• JOB:
In the copy, keep every record exact and leave out all images.

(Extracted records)
◇ ◇ ◇ ◇ ◇ ◇ ◇

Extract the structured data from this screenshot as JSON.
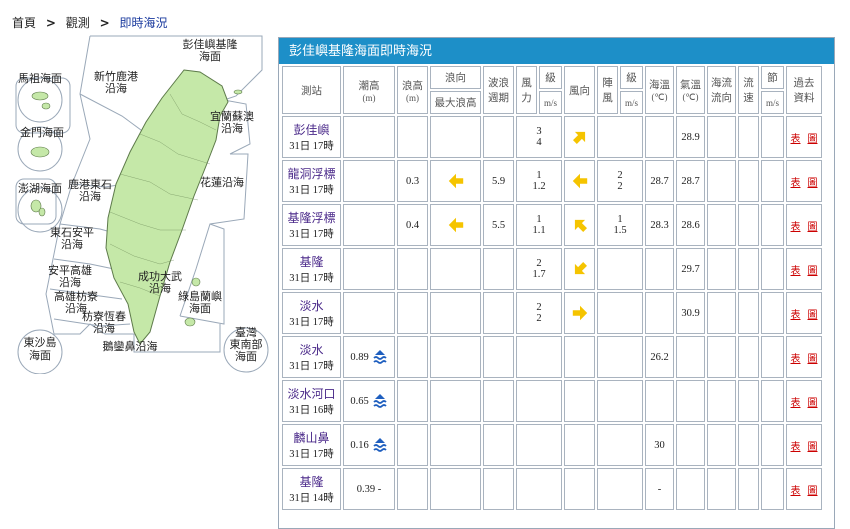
{
  "breadcrumb": {
    "home": "首頁",
    "observe": "觀測",
    "current": "即時海況"
  },
  "map": {
    "labels": {
      "pengjia": [
        "彭佳嶼基隆",
        "海面"
      ],
      "matsu": "馬祖海面",
      "xinzhu": [
        "新竹鹿港",
        "沿海"
      ],
      "yilan": [
        "宜蘭蘇澳",
        "沿海"
      ],
      "kinmen": "金門海面",
      "penghu": "澎湖海面",
      "lugang": [
        "鹿港東石",
        "沿海"
      ],
      "hualien": "花蓮沿海",
      "dongshi": [
        "東石安平",
        "沿海"
      ],
      "anping": [
        "安平高雄",
        "沿海"
      ],
      "chenggong": [
        "成功大武",
        "沿海"
      ],
      "kaohsiung": [
        "高雄枋寮",
        "沿海"
      ],
      "ludao": [
        "綠島蘭嶼",
        "海面"
      ],
      "fangliao": [
        "枋寮恆春",
        "沿海"
      ],
      "dongsha": [
        "東沙島",
        "海面"
      ],
      "eluanbi": "鵝鑾鼻沿海",
      "southeast": [
        "臺灣",
        "東南部",
        "海面"
      ]
    }
  },
  "panel_title": "彭佳嶼基隆海面即時海況",
  "headers": {
    "station": "測站",
    "tide": "潮高",
    "tide_unit": "(m)",
    "wave": "浪高",
    "wave_unit": "(m)",
    "wave_dir": "浪向",
    "max_wave": "最大浪高",
    "period": [
      "波浪",
      "週期"
    ],
    "wind_force": [
      "風",
      "力"
    ],
    "wind_level": "級",
    "wind_level_unit": "m/s",
    "wind_dir": "風向",
    "gust": [
      "陣",
      "風"
    ],
    "gust_level": "級",
    "gust_unit": "m/s",
    "sst": "海溫",
    "sst_unit": "(℃)",
    "air_temp": "氣溫",
    "air_unit": "(℃)",
    "current_dir": [
      "海流",
      "流向"
    ],
    "current_speed": [
      "流",
      "速"
    ],
    "knot": "節",
    "knot_unit": "m/s",
    "history": [
      "過去",
      "資料"
    ]
  },
  "links": {
    "table": "表",
    "chart": "圖"
  },
  "rows": [
    {
      "station": "彭佳嶼",
      "time": "31日 17時",
      "tide": "",
      "tide_icon": false,
      "wave": "",
      "wave_dir": "",
      "period": "",
      "wind": [
        "3",
        "4"
      ],
      "wind_dir": "ne",
      "gust": [
        "",
        ""
      ],
      "sst": "",
      "air": "28.9"
    },
    {
      "station": "龍洞浮標",
      "time": "31日 17時",
      "tide": "",
      "tide_icon": false,
      "wave": "0.3",
      "wave_dir": "w",
      "period": "5.9",
      "wind": [
        "1",
        "1.2"
      ],
      "wind_dir": "w",
      "gust": [
        "2",
        "2"
      ],
      "sst": "28.7",
      "air": "28.7"
    },
    {
      "station": "基隆浮標",
      "time": "31日 17時",
      "tide": "",
      "tide_icon": false,
      "wave": "0.4",
      "wave_dir": "w",
      "period": "5.5",
      "wind": [
        "1",
        "1.1"
      ],
      "wind_dir": "nw",
      "gust": [
        "1",
        "1.5"
      ],
      "sst": "28.3",
      "air": "28.6"
    },
    {
      "station": "基隆",
      "time": "31日 17時",
      "tide": "",
      "tide_icon": false,
      "wave": "",
      "wave_dir": "",
      "period": "",
      "wind": [
        "2",
        "1.7"
      ],
      "wind_dir": "sw",
      "gust": [
        "",
        ""
      ],
      "sst": "",
      "air": "29.7"
    },
    {
      "station": "淡水",
      "time": "31日 17時",
      "tide": "",
      "tide_icon": false,
      "wave": "",
      "wave_dir": "",
      "period": "",
      "wind": [
        "2",
        "2"
      ],
      "wind_dir": "e",
      "gust": [
        "",
        ""
      ],
      "sst": "",
      "air": "30.9"
    },
    {
      "station": "淡水",
      "time": "31日 17時",
      "tide": "0.89",
      "tide_icon": true,
      "wave": "",
      "wave_dir": "",
      "period": "",
      "wind": [
        "",
        ""
      ],
      "wind_dir": "",
      "gust": [
        "",
        ""
      ],
      "sst": "26.2",
      "air": ""
    },
    {
      "station": "淡水河口",
      "time": "31日 16時",
      "tide": "0.65",
      "tide_icon": true,
      "wave": "",
      "wave_dir": "",
      "period": "",
      "wind": [
        "",
        ""
      ],
      "wind_dir": "",
      "gust": [
        "",
        ""
      ],
      "sst": "",
      "air": ""
    },
    {
      "station": "麟山鼻",
      "time": "31日 17時",
      "tide": "0.16",
      "tide_icon": true,
      "wave": "",
      "wave_dir": "",
      "period": "",
      "wind": [
        "",
        ""
      ],
      "wind_dir": "",
      "gust": [
        "",
        ""
      ],
      "sst": "30",
      "air": ""
    },
    {
      "station": "基隆",
      "time": "31日 14時",
      "tide": "0.39 -",
      "tide_icon": false,
      "wave": "",
      "wave_dir": "",
      "period": "",
      "wind": [
        "",
        ""
      ],
      "wind_dir": "",
      "gust": [
        "",
        ""
      ],
      "sst": "-",
      "air": ""
    }
  ],
  "colors": {
    "title_bar": "#1d8fc8",
    "arrow": "#f5c400",
    "tide_icon": "#1f5fbf",
    "land": "#c5e8a8",
    "link": "#cc0000"
  }
}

◇ ◇ ◇ ◇ ◇ ◇ ◇

• RESULT:
Extract the structured data from this screenshot as JSON.
{
  "breadcrumb": {
    "home": "首頁",
    "observe": "觀測",
    "current": "即時海況"
  },
  "map": {
    "labels": {
      "pengjia": [
        "彭佳嶼基隆",
        "海面"
      ],
      "matsu": "馬祖海面",
      "xinzhu": [
        "新竹鹿港",
        "沿海"
      ],
      "yilan": [
        "宜蘭蘇澳",
        "沿海"
      ],
      "kinmen": "金門海面",
      "penghu": "澎湖海面",
      "lugang": [
        "鹿港東石",
        "沿海"
      ],
      "hualien": "花蓮沿海",
      "dongshi": [
        "東石安平",
        "沿海"
      ],
      "anping": [
        "安平高雄",
        "沿海"
      ],
      "chenggong": [
        "成功大武",
        "沿海"
      ],
      "kaohsiung": [
        "高雄枋寮",
        "沿海"
      ],
      "ludao": [
        "綠島蘭嶼",
        "海面"
      ],
      "fangliao": [
        "枋寮恆春",
        "沿海"
      ],
      "dongsha": [
        "東沙島",
        "海面"
      ],
      "eluanbi": "鵝鑾鼻沿海",
      "southeast": [
        "臺灣",
        "東南部",
        "海面"
      ]
    }
  },
  "panel_title": "彭佳嶼基隆海面即時海況",
  "headers": {
    "station": "測站",
    "tide": "潮高",
    "tide_unit": "(m)",
    "wave": "浪高",
    "wave_unit": "(m)",
    "wave_dir": "浪向",
    "max_wave": "最大浪高",
    "period": [
      "波浪",
      "週期"
    ],
    "wind_force": [
      "風",
      "力"
    ],
    "wind_level": "級",
    "wind_level_unit": "m/s",
    "wind_dir": "風向",
    "gust": [
      "陣",
      "風"
    ],
    "gust_level": "級",
    "gust_unit": "m/s",
    "sst": "海溫",
    "sst_unit": "(℃)",
    "air_temp": "氣溫",
    "air_unit": "(℃)",
    "current_dir": [
      "海流",
      "流向"
    ],
    "current_speed": [
      "流",
      "速"
    ],
    "knot": "節",
    "knot_unit": "m/s",
    "history": [
      "過去",
      "資料"
    ]
  },
  "links": {
    "table": "表",
    "chart": "圖"
  },
  "rows": [
    {
      "station": "彭佳嶼",
      "time": "31日 17時",
      "tide": "",
      "tide_icon": false,
      "wave": "",
      "wave_dir": "",
      "period": "",
      "wind": [
        "3",
        "4"
      ],
      "wind_dir": "ne",
      "gust": [
        "",
        ""
      ],
      "sst": "",
      "air": "28.9"
    },
    {
      "station": "龍洞浮標",
      "time": "31日 17時",
      "tide": "",
      "tide_icon": false,
      "wave": "0.3",
      "wave_dir": "w",
      "period": "5.9",
      "wind": [
        "1",
        "1.2"
      ],
      "wind_dir": "w",
      "gust": [
        "2",
        "2"
      ],
      "sst": "28.7",
      "air": "28.7"
    },
    {
      "station": "基隆浮標",
      "time": "31日 17時",
      "tide": "",
      "tide_icon": false,
      "wave": "0.4",
      "wave_dir": "w",
      "period": "5.5",
      "wind": [
        "1",
        "1.1"
      ],
      "wind_dir": "nw",
      "gust": [
        "1",
        "1.5"
      ],
      "sst": "28.3",
      "air": "28.6"
    },
    {
      "station": "基隆",
      "time": "31日 17時",
      "tide": "",
      "tide_icon": false,
      "wave": "",
      "wave_dir": "",
      "period": "",
      "wind": [
        "2",
        "1.7"
      ],
      "wind_dir": "sw",
      "gust": [
        "",
        ""
      ],
      "sst": "",
      "air": "29.7"
    },
    {
      "station": "淡水",
      "time": "31日 17時",
      "tide": "",
      "tide_icon": false,
      "wave": "",
      "wave_dir": "",
      "period": "",
      "wind": [
        "2",
        "2"
      ],
      "wind_dir": "e",
      "gust": [
        "",
        ""
      ],
      "sst": "",
      "air": "30.9"
    },
    {
      "station": "淡水",
      "time": "31日 17時",
      "tide": "0.89",
      "tide_icon": true,
      "wave": "",
      "wave_dir": "",
      "period": "",
      "wind": [
        "",
        ""
      ],
      "wind_dir": "",
      "gust": [
        "",
        ""
      ],
      "sst": "26.2",
      "air": ""
    },
    {
      "station": "淡水河口",
      "time": "31日 16時",
      "tide": "0.65",
      "tide_icon": true,
      "wave": "",
      "wave_dir": "",
      "period": "",
      "wind": [
        "",
        ""
      ],
      "wind_dir": "",
      "gust": [
        "",
        ""
      ],
      "sst": "",
      "air": ""
    },
    {
      "station": "麟山鼻",
      "time": "31日 17時",
      "tide": "0.16",
      "tide_icon": true,
      "wave": "",
      "wave_dir": "",
      "period": "",
      "wind": [
        "",
        ""
      ],
      "wind_dir": "",
      "gust": [
        "",
        ""
      ],
      "sst": "30",
      "air": ""
    },
    {
      "station": "基隆",
      "time": "31日 14時",
      "tide": "0.39 -",
      "tide_icon": false,
      "wave": "",
      "wave_dir": "",
      "period": "",
      "wind": [
        "",
        ""
      ],
      "wind_dir": "",
      "gust": [
        "",
        ""
      ],
      "sst": "-",
      "air": ""
    }
  ],
  "colors": {
    "title_bar": "#1d8fc8",
    "arrow": "#f5c400",
    "tide_icon": "#1f5fbf",
    "land": "#c5e8a8",
    "link": "#cc0000"
  }
}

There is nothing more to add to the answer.